Extracted data:
╭──
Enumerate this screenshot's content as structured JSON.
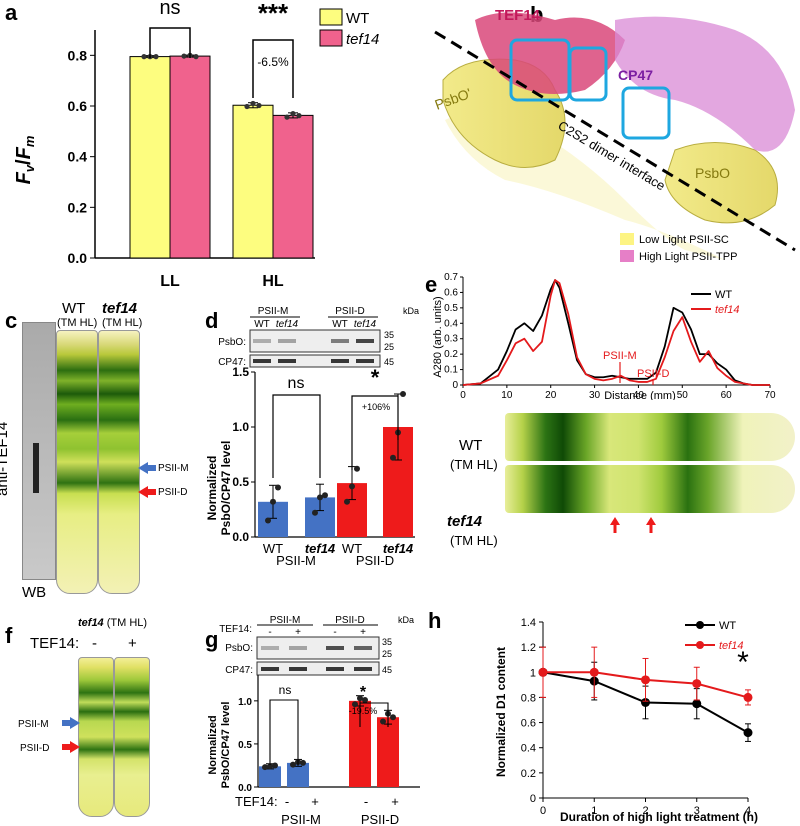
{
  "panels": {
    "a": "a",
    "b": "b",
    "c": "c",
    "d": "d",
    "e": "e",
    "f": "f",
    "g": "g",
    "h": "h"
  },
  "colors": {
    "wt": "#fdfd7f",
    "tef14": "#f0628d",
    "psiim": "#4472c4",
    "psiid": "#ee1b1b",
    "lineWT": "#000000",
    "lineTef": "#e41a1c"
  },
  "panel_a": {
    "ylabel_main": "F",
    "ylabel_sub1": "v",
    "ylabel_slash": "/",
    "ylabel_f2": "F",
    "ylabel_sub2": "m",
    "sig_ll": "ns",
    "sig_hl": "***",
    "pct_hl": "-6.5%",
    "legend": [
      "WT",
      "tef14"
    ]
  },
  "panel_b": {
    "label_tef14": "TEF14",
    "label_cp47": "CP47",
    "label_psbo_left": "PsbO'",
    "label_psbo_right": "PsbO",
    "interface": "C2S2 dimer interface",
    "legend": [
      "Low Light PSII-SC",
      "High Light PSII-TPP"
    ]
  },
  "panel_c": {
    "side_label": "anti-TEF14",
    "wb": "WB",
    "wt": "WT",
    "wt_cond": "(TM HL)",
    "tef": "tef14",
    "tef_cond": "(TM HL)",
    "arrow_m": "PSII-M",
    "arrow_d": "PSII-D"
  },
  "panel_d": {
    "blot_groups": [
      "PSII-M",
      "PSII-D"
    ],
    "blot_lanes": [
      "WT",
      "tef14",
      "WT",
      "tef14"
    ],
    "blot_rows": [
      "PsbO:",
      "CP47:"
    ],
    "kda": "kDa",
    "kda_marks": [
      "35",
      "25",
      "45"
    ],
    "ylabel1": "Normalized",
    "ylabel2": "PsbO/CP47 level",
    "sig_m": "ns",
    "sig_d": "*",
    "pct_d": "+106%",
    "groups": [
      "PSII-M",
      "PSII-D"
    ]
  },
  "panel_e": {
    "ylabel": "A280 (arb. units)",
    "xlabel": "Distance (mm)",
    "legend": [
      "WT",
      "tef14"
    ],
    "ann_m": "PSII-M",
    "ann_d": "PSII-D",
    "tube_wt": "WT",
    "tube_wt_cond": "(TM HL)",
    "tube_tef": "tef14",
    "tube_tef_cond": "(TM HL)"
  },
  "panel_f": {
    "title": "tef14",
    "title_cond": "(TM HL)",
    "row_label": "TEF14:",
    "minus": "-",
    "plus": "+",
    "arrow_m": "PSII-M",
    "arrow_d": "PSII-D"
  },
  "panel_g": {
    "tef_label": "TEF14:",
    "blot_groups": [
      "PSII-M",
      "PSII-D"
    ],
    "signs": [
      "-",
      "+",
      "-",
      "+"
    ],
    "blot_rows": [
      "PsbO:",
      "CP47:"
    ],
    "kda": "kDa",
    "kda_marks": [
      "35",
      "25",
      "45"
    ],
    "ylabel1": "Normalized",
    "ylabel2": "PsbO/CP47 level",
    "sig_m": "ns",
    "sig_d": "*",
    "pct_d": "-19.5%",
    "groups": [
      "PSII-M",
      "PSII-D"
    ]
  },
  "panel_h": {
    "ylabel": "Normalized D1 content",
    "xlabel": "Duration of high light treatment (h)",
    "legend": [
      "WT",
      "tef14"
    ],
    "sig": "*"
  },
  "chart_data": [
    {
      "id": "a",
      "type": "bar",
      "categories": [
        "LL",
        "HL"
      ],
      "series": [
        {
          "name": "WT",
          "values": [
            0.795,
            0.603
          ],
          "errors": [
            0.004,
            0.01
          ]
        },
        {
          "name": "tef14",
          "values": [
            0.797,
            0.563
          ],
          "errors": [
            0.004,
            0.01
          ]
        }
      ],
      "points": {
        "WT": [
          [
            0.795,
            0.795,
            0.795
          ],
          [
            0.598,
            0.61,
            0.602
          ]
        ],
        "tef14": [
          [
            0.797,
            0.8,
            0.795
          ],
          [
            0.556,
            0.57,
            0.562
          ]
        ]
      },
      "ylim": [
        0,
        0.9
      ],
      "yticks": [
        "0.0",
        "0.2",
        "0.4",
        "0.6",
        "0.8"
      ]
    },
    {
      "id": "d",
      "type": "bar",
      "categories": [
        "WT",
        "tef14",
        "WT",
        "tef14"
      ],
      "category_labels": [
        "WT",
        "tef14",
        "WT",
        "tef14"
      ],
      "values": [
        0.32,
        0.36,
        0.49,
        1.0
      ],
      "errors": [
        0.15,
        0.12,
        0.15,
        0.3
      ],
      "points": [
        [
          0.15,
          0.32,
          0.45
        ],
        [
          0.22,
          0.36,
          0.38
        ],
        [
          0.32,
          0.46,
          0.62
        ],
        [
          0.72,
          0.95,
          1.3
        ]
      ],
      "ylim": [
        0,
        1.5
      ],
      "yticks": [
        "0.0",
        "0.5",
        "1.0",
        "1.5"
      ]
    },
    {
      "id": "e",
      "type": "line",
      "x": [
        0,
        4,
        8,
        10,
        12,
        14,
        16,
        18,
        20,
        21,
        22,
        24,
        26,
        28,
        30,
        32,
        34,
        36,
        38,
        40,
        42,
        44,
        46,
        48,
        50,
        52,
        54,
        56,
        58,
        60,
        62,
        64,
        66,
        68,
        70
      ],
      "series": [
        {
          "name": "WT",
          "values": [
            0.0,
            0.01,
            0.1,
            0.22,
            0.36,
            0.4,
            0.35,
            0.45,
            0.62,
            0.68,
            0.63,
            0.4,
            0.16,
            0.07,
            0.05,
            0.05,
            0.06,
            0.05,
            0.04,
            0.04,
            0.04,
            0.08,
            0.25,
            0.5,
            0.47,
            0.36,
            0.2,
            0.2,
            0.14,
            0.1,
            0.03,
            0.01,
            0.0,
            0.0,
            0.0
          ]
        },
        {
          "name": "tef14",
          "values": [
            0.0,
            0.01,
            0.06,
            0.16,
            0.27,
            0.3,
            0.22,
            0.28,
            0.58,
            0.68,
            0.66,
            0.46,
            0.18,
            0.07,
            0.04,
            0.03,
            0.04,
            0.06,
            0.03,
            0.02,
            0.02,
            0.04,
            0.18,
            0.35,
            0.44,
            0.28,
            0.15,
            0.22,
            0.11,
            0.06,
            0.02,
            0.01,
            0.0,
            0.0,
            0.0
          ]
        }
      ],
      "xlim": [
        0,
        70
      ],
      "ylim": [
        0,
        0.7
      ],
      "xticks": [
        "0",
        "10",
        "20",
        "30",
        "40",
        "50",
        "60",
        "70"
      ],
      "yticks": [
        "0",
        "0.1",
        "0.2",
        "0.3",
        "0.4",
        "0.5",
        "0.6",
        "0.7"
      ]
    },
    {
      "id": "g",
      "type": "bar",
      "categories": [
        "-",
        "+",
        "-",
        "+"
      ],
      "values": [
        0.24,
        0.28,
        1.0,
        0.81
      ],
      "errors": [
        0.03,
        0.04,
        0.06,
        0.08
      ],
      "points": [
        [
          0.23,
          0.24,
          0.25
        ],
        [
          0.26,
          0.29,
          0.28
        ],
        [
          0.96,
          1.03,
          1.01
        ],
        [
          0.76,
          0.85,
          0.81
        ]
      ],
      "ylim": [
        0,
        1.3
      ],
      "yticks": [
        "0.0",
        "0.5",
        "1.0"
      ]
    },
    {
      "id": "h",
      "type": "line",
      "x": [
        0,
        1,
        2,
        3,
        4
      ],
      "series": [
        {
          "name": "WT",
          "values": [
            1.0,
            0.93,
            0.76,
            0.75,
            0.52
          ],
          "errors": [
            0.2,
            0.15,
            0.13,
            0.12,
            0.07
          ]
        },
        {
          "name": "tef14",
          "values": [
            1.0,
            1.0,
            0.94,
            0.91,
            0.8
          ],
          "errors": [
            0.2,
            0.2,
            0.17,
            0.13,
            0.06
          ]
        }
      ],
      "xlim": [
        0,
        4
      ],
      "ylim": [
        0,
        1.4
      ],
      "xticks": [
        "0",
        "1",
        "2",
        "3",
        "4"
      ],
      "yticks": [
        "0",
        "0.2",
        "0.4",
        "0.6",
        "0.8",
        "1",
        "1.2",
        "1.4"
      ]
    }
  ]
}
╰──
╭──
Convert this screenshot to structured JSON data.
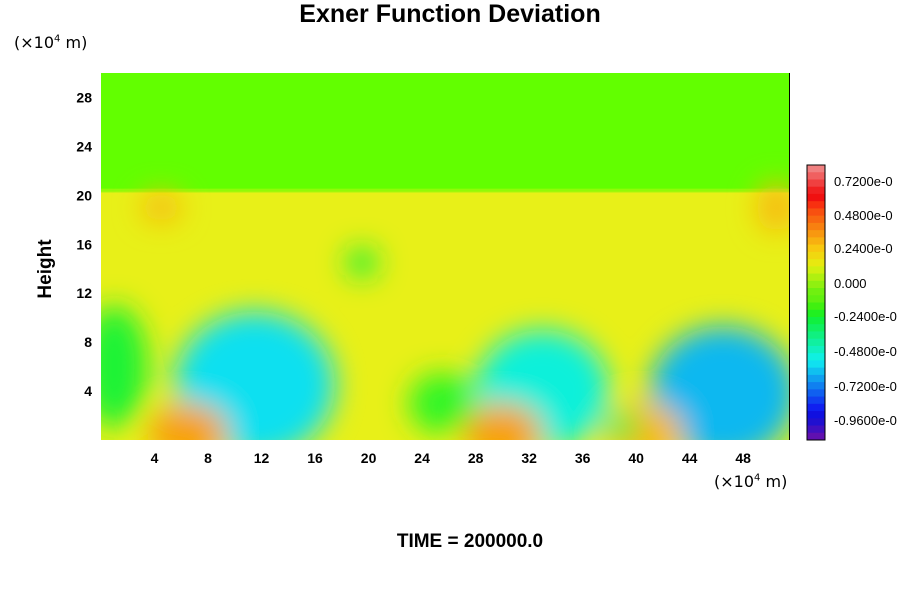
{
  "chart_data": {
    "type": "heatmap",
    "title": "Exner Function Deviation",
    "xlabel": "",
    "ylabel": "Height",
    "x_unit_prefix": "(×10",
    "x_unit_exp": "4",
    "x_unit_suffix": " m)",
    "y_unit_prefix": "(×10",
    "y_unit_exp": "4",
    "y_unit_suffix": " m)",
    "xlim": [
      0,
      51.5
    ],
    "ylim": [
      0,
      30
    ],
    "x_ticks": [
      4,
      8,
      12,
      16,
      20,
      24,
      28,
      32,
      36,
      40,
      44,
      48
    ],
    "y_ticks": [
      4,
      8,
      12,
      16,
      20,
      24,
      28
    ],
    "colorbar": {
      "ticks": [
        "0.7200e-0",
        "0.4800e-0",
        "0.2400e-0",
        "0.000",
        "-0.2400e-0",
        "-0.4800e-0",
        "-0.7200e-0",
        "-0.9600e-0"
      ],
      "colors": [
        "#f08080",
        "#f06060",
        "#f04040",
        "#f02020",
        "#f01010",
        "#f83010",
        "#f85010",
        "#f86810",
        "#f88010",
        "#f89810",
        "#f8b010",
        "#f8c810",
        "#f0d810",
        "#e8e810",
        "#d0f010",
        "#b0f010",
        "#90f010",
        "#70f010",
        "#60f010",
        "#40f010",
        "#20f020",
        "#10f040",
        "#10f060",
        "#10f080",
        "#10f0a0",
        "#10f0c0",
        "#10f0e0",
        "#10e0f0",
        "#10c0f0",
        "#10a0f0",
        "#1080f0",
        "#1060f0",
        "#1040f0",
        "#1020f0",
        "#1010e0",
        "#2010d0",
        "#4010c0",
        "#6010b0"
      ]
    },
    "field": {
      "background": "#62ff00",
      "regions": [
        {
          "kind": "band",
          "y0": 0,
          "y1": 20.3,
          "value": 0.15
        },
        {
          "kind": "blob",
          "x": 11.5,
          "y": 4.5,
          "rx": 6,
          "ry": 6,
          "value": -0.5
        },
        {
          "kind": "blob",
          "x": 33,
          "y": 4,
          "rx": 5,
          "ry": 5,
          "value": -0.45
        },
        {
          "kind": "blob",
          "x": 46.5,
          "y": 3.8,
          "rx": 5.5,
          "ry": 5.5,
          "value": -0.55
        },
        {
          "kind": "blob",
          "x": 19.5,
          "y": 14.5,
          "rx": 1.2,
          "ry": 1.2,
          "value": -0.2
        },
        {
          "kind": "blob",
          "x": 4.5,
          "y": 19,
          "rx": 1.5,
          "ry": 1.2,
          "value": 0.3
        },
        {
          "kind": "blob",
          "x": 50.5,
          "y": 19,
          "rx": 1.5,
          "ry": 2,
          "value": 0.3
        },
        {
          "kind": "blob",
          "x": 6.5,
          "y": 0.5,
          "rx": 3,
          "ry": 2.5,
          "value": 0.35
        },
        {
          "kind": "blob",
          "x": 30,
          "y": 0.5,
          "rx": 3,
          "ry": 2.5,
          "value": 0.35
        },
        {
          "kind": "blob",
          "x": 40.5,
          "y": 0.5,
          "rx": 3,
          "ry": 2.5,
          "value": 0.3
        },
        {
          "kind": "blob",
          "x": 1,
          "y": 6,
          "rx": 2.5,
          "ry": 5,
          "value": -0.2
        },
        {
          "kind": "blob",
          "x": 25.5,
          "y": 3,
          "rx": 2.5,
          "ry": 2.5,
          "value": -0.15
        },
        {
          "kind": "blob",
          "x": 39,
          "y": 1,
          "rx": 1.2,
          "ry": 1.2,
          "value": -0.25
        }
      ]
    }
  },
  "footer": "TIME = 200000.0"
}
╰──
Problem description: Where a line above holds the string "xlabel", show that line.

Solved problem:
    "xlabel": "Distance (mm)",
    "xlabel": "Duration of high light treatment (h)",
    "xlabel": "",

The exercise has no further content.